* start LISTED ENTRIES *

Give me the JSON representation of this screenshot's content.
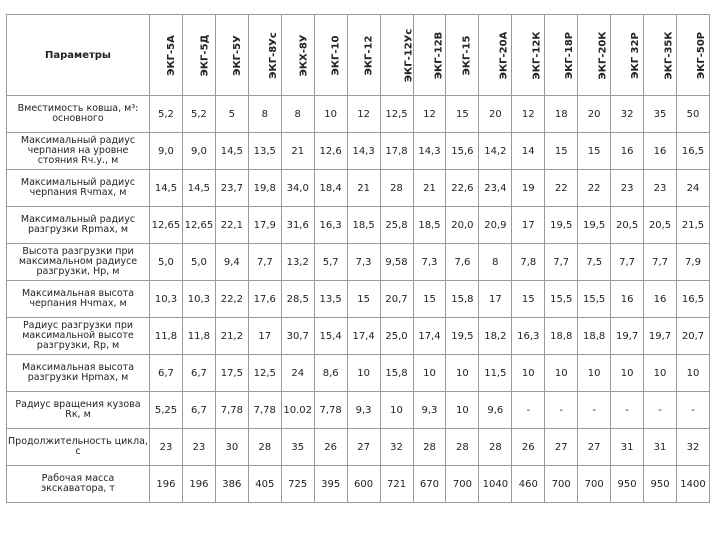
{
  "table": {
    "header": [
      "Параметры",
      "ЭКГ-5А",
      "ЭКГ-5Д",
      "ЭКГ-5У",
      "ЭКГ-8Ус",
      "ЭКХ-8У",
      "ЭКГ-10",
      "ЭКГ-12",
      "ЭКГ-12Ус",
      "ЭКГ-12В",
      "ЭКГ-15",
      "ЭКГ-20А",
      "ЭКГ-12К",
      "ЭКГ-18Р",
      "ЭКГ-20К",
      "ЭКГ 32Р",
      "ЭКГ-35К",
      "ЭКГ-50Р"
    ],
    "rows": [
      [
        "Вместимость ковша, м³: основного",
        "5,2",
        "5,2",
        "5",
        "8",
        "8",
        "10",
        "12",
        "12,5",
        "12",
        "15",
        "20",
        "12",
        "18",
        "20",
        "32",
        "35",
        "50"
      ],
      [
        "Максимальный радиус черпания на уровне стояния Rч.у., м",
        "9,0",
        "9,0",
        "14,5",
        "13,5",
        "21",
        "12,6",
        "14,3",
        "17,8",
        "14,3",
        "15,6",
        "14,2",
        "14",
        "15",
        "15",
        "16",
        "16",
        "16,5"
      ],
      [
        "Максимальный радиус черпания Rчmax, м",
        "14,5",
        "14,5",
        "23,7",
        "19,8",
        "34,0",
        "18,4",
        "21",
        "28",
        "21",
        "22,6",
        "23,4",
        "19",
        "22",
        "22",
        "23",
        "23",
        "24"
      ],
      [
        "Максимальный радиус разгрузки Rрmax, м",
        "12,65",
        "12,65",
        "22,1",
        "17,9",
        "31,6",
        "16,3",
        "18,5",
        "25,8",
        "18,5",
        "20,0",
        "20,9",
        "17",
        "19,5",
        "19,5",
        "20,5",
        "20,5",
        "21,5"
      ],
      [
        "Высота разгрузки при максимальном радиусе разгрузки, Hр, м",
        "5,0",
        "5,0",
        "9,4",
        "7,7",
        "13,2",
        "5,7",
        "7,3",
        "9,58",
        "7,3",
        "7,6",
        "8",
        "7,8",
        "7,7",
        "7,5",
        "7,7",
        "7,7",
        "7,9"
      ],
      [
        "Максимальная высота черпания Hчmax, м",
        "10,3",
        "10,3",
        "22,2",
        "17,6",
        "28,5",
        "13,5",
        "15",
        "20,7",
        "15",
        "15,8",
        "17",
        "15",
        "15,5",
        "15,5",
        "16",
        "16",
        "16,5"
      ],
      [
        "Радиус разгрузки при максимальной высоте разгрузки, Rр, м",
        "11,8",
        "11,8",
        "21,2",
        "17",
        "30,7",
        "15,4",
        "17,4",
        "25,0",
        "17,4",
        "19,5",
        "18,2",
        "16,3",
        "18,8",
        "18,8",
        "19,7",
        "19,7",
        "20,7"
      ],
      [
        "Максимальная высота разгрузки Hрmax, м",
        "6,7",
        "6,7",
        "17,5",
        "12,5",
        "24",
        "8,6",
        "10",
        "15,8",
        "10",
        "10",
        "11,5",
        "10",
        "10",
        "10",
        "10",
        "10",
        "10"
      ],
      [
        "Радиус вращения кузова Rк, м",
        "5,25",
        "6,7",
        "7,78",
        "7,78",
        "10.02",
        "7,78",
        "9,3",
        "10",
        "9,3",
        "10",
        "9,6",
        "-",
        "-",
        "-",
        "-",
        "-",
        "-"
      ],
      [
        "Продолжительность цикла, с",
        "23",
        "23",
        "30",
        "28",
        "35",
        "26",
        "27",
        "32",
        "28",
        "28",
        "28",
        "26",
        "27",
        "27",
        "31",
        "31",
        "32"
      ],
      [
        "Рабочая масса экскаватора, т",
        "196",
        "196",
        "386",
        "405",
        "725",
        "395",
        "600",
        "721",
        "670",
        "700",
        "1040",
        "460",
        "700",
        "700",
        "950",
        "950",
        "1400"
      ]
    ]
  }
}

* end LISTED ENTRIES *

> _WORK TO BE COMPLETED_
Exclude the pictures and transcribe all of the entries exactly.

> _REPLY_
Give me the JSON representation of this screenshot's content.
{
  "table": {
    "header": [
      "Параметры",
      "ЭКГ-5А",
      "ЭКГ-5Д",
      "ЭКГ-5У",
      "ЭКГ-8Ус",
      "ЭКХ-8У",
      "ЭКГ-10",
      "ЭКГ-12",
      "ЭКГ-12Ус",
      "ЭКГ-12В",
      "ЭКГ-15",
      "ЭКГ-20А",
      "ЭКГ-12К",
      "ЭКГ-18Р",
      "ЭКГ-20К",
      "ЭКГ 32Р",
      "ЭКГ-35К",
      "ЭКГ-50Р"
    ],
    "rows": [
      [
        "Вместимость ковша, м³: основного",
        "5,2",
        "5,2",
        "5",
        "8",
        "8",
        "10",
        "12",
        "12,5",
        "12",
        "15",
        "20",
        "12",
        "18",
        "20",
        "32",
        "35",
        "50"
      ],
      [
        "Максимальный радиус черпания на уровне стояния Rч.у., м",
        "9,0",
        "9,0",
        "14,5",
        "13,5",
        "21",
        "12,6",
        "14,3",
        "17,8",
        "14,3",
        "15,6",
        "14,2",
        "14",
        "15",
        "15",
        "16",
        "16",
        "16,5"
      ],
      [
        "Максимальный радиус черпания Rчmax, м",
        "14,5",
        "14,5",
        "23,7",
        "19,8",
        "34,0",
        "18,4",
        "21",
        "28",
        "21",
        "22,6",
        "23,4",
        "19",
        "22",
        "22",
        "23",
        "23",
        "24"
      ],
      [
        "Максимальный радиус разгрузки Rрmax, м",
        "12,65",
        "12,65",
        "22,1",
        "17,9",
        "31,6",
        "16,3",
        "18,5",
        "25,8",
        "18,5",
        "20,0",
        "20,9",
        "17",
        "19,5",
        "19,5",
        "20,5",
        "20,5",
        "21,5"
      ],
      [
        "Высота разгрузки при максимальном радиусе разгрузки, Hр, м",
        "5,0",
        "5,0",
        "9,4",
        "7,7",
        "13,2",
        "5,7",
        "7,3",
        "9,58",
        "7,3",
        "7,6",
        "8",
        "7,8",
        "7,7",
        "7,5",
        "7,7",
        "7,7",
        "7,9"
      ],
      [
        "Максимальная высота черпания Hчmax, м",
        "10,3",
        "10,3",
        "22,2",
        "17,6",
        "28,5",
        "13,5",
        "15",
        "20,7",
        "15",
        "15,8",
        "17",
        "15",
        "15,5",
        "15,5",
        "16",
        "16",
        "16,5"
      ],
      [
        "Радиус разгрузки при максимальной высоте разгрузки, Rр, м",
        "11,8",
        "11,8",
        "21,2",
        "17",
        "30,7",
        "15,4",
        "17,4",
        "25,0",
        "17,4",
        "19,5",
        "18,2",
        "16,3",
        "18,8",
        "18,8",
        "19,7",
        "19,7",
        "20,7"
      ],
      [
        "Максимальная высота разгрузки Hрmax, м",
        "6,7",
        "6,7",
        "17,5",
        "12,5",
        "24",
        "8,6",
        "10",
        "15,8",
        "10",
        "10",
        "11,5",
        "10",
        "10",
        "10",
        "10",
        "10",
        "10"
      ],
      [
        "Радиус вращения кузова Rк, м",
        "5,25",
        "6,7",
        "7,78",
        "7,78",
        "10.02",
        "7,78",
        "9,3",
        "10",
        "9,3",
        "10",
        "9,6",
        "-",
        "-",
        "-",
        "-",
        "-",
        "-"
      ],
      [
        "Продолжительность цикла, с",
        "23",
        "23",
        "30",
        "28",
        "35",
        "26",
        "27",
        "32",
        "28",
        "28",
        "28",
        "26",
        "27",
        "27",
        "31",
        "31",
        "32"
      ],
      [
        "Рабочая масса экскаватора, т",
        "196",
        "196",
        "386",
        "405",
        "725",
        "395",
        "600",
        "721",
        "670",
        "700",
        "1040",
        "460",
        "700",
        "700",
        "950",
        "950",
        "1400"
      ]
    ]
  }
}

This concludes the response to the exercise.